---- EXERCISE INPUTS

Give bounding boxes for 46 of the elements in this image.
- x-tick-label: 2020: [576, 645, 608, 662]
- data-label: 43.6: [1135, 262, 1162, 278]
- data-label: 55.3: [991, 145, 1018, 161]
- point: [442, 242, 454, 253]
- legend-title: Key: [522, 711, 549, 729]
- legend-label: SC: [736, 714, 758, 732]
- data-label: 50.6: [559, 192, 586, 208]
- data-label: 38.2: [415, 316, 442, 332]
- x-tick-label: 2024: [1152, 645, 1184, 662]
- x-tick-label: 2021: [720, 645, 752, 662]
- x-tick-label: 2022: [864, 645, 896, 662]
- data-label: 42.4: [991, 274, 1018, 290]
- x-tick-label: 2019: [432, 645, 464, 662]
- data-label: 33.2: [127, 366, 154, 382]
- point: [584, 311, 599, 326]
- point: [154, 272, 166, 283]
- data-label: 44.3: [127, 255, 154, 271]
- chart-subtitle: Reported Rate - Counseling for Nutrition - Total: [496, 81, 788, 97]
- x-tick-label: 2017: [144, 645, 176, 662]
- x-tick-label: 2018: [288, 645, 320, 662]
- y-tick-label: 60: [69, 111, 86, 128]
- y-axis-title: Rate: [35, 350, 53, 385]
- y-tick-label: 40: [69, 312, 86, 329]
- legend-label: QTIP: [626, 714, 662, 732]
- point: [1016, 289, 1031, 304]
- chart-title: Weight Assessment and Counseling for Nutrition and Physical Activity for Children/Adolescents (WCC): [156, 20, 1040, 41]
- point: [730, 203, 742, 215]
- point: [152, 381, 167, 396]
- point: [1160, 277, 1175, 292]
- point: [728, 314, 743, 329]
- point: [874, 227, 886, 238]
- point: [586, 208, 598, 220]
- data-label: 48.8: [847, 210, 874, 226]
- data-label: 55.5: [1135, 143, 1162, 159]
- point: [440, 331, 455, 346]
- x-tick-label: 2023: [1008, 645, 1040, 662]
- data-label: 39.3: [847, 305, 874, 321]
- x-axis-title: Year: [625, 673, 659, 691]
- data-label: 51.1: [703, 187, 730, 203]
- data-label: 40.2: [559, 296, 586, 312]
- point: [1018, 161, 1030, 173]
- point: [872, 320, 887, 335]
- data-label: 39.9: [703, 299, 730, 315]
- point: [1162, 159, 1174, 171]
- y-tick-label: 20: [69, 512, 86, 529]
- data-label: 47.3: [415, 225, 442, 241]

--------

▶ EXERCISE GOAL
Retype every line of the material above word for word, keeping its original order.

▶ RESPONSE BELOW
Give bounding boxes for 46 of the elements in this image.
- x-tick-label: 2020: [576, 645, 608, 662]
- data-label: 43.6: [1135, 262, 1162, 278]
- data-label: 55.3: [991, 145, 1018, 161]
- point: [442, 242, 454, 253]
- legend-title: Key: [522, 711, 549, 729]
- legend-label: SC: [736, 714, 758, 732]
- data-label: 50.6: [559, 192, 586, 208]
- data-label: 38.2: [415, 316, 442, 332]
- x-tick-label: 2024: [1152, 645, 1184, 662]
- x-tick-label: 2021: [720, 645, 752, 662]
- x-tick-label: 2022: [864, 645, 896, 662]
- data-label: 42.4: [991, 274, 1018, 290]
- x-tick-label: 2019: [432, 645, 464, 662]
- data-label: 33.2: [127, 366, 154, 382]
- point: [584, 311, 599, 326]
- point: [154, 272, 166, 283]
- data-label: 44.3: [127, 255, 154, 271]
- chart-subtitle: Reported Rate - Counseling for Nutrition - Total: [496, 81, 788, 97]
- x-tick-label: 2017: [144, 645, 176, 662]
- x-tick-label: 2018: [288, 645, 320, 662]
- y-tick-label: 60: [69, 111, 86, 128]
- y-axis-title: Rate: [35, 350, 53, 385]
- y-tick-label: 40: [69, 312, 86, 329]
- legend-label: QTIP: [626, 714, 662, 732]
- point: [1016, 289, 1031, 304]
- chart-title: Weight Assessment and Counseling for Nutrition and Physical Activity for Children/Adolescents (WCC): [156, 20, 1040, 41]
- point: [730, 203, 742, 215]
- point: [152, 381, 167, 396]
- point: [1160, 277, 1175, 292]
- point: [728, 314, 743, 329]
- point: [874, 227, 886, 238]
- point: [586, 208, 598, 220]
- data-label: 48.8: [847, 210, 874, 226]
- data-label: 55.5: [1135, 143, 1162, 159]
- point: [440, 331, 455, 346]
- x-tick-label: 2023: [1008, 645, 1040, 662]
- data-label: 39.3: [847, 305, 874, 321]
- x-axis-title: Year: [625, 673, 659, 691]
- data-label: 51.1: [703, 187, 730, 203]
- data-label: 40.2: [559, 296, 586, 312]
- point: [1018, 161, 1030, 173]
- point: [872, 320, 887, 335]
- data-label: 39.9: [703, 299, 730, 315]
- point: [1162, 159, 1174, 171]
- y-tick-label: 20: [69, 512, 86, 529]
- data-label: 47.3: [415, 225, 442, 241]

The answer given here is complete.